### What needs to be done
Every entry below should be transcribed exactly; pictures stay out of the copy.

Items from a dataset
::::::
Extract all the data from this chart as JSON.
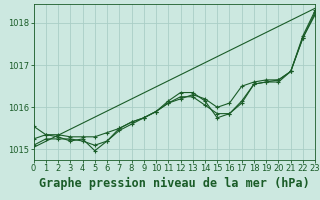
{
  "background_color": "#cce8e0",
  "grid_color": "#aacec6",
  "line_color": "#1a5c28",
  "title": "Graphe pression niveau de la mer (hPa)",
  "xlim": [
    0,
    23
  ],
  "ylim": [
    1014.75,
    1018.45
  ],
  "yticks": [
    1015,
    1016,
    1017,
    1018
  ],
  "xticks": [
    0,
    1,
    2,
    3,
    4,
    5,
    6,
    7,
    8,
    9,
    10,
    11,
    12,
    13,
    14,
    15,
    16,
    17,
    18,
    19,
    20,
    21,
    22,
    23
  ],
  "series": [
    {
      "x": [
        0,
        23
      ],
      "y": [
        1015.05,
        1018.35
      ],
      "marker": false
    },
    {
      "x": [
        0,
        1,
        2,
        3,
        4,
        5,
        6,
        7,
        8,
        9,
        10,
        11,
        12,
        13,
        14,
        15,
        16,
        17,
        18,
        19,
        20,
        21,
        22,
        23
      ],
      "y": [
        1015.55,
        1015.35,
        1015.3,
        1015.2,
        1015.25,
        1014.97,
        1015.2,
        1015.5,
        1015.65,
        1015.75,
        1015.9,
        1016.15,
        1016.35,
        1016.35,
        1016.15,
        1015.75,
        1015.85,
        1016.1,
        1016.55,
        1016.6,
        1016.65,
        1016.85,
        1017.7,
        1018.3
      ],
      "marker": true
    },
    {
      "x": [
        0,
        1,
        2,
        3,
        4,
        5,
        6,
        7,
        8,
        9,
        10,
        11,
        12,
        13,
        14,
        15,
        16,
        17,
        18,
        19,
        20,
        21,
        22,
        23
      ],
      "y": [
        1015.1,
        1015.25,
        1015.25,
        1015.25,
        1015.2,
        1015.1,
        1015.2,
        1015.45,
        1015.6,
        1015.75,
        1015.9,
        1016.1,
        1016.25,
        1016.25,
        1016.05,
        1015.85,
        1015.85,
        1016.15,
        1016.55,
        1016.6,
        1016.6,
        1016.85,
        1017.65,
        1018.25
      ],
      "marker": true
    },
    {
      "x": [
        0,
        1,
        2,
        3,
        4,
        5,
        6,
        7,
        8,
        9,
        10,
        11,
        12,
        13,
        14,
        15,
        16,
        17,
        18,
        19,
        20,
        21,
        22,
        23
      ],
      "y": [
        1015.25,
        1015.35,
        1015.35,
        1015.3,
        1015.3,
        1015.3,
        1015.4,
        1015.5,
        1015.65,
        1015.75,
        1015.9,
        1016.1,
        1016.2,
        1016.3,
        1016.2,
        1016.0,
        1016.1,
        1016.5,
        1016.6,
        1016.65,
        1016.65,
        1016.85,
        1017.65,
        1018.2
      ],
      "marker": true
    }
  ],
  "title_fontsize": 8.5,
  "tick_fontsize": 6.0
}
::::::
### Task result
Extract all the data from this chart as JSON.
{
  "background_color": "#cce8e0",
  "grid_color": "#aacec6",
  "line_color": "#1a5c28",
  "title": "Graphe pression niveau de la mer (hPa)",
  "xlim": [
    0,
    23
  ],
  "ylim": [
    1014.75,
    1018.45
  ],
  "yticks": [
    1015,
    1016,
    1017,
    1018
  ],
  "xticks": [
    0,
    1,
    2,
    3,
    4,
    5,
    6,
    7,
    8,
    9,
    10,
    11,
    12,
    13,
    14,
    15,
    16,
    17,
    18,
    19,
    20,
    21,
    22,
    23
  ],
  "series": [
    {
      "x": [
        0,
        23
      ],
      "y": [
        1015.05,
        1018.35
      ],
      "marker": false
    },
    {
      "x": [
        0,
        1,
        2,
        3,
        4,
        5,
        6,
        7,
        8,
        9,
        10,
        11,
        12,
        13,
        14,
        15,
        16,
        17,
        18,
        19,
        20,
        21,
        22,
        23
      ],
      "y": [
        1015.55,
        1015.35,
        1015.3,
        1015.2,
        1015.25,
        1014.97,
        1015.2,
        1015.5,
        1015.65,
        1015.75,
        1015.9,
        1016.15,
        1016.35,
        1016.35,
        1016.15,
        1015.75,
        1015.85,
        1016.1,
        1016.55,
        1016.6,
        1016.65,
        1016.85,
        1017.7,
        1018.3
      ],
      "marker": true
    },
    {
      "x": [
        0,
        1,
        2,
        3,
        4,
        5,
        6,
        7,
        8,
        9,
        10,
        11,
        12,
        13,
        14,
        15,
        16,
        17,
        18,
        19,
        20,
        21,
        22,
        23
      ],
      "y": [
        1015.1,
        1015.25,
        1015.25,
        1015.25,
        1015.2,
        1015.1,
        1015.2,
        1015.45,
        1015.6,
        1015.75,
        1015.9,
        1016.1,
        1016.25,
        1016.25,
        1016.05,
        1015.85,
        1015.85,
        1016.15,
        1016.55,
        1016.6,
        1016.6,
        1016.85,
        1017.65,
        1018.25
      ],
      "marker": true
    },
    {
      "x": [
        0,
        1,
        2,
        3,
        4,
        5,
        6,
        7,
        8,
        9,
        10,
        11,
        12,
        13,
        14,
        15,
        16,
        17,
        18,
        19,
        20,
        21,
        22,
        23
      ],
      "y": [
        1015.25,
        1015.35,
        1015.35,
        1015.3,
        1015.3,
        1015.3,
        1015.4,
        1015.5,
        1015.65,
        1015.75,
        1015.9,
        1016.1,
        1016.2,
        1016.3,
        1016.2,
        1016.0,
        1016.1,
        1016.5,
        1016.6,
        1016.65,
        1016.65,
        1016.85,
        1017.65,
        1018.2
      ],
      "marker": true
    }
  ],
  "title_fontsize": 8.5,
  "tick_fontsize": 6.0
}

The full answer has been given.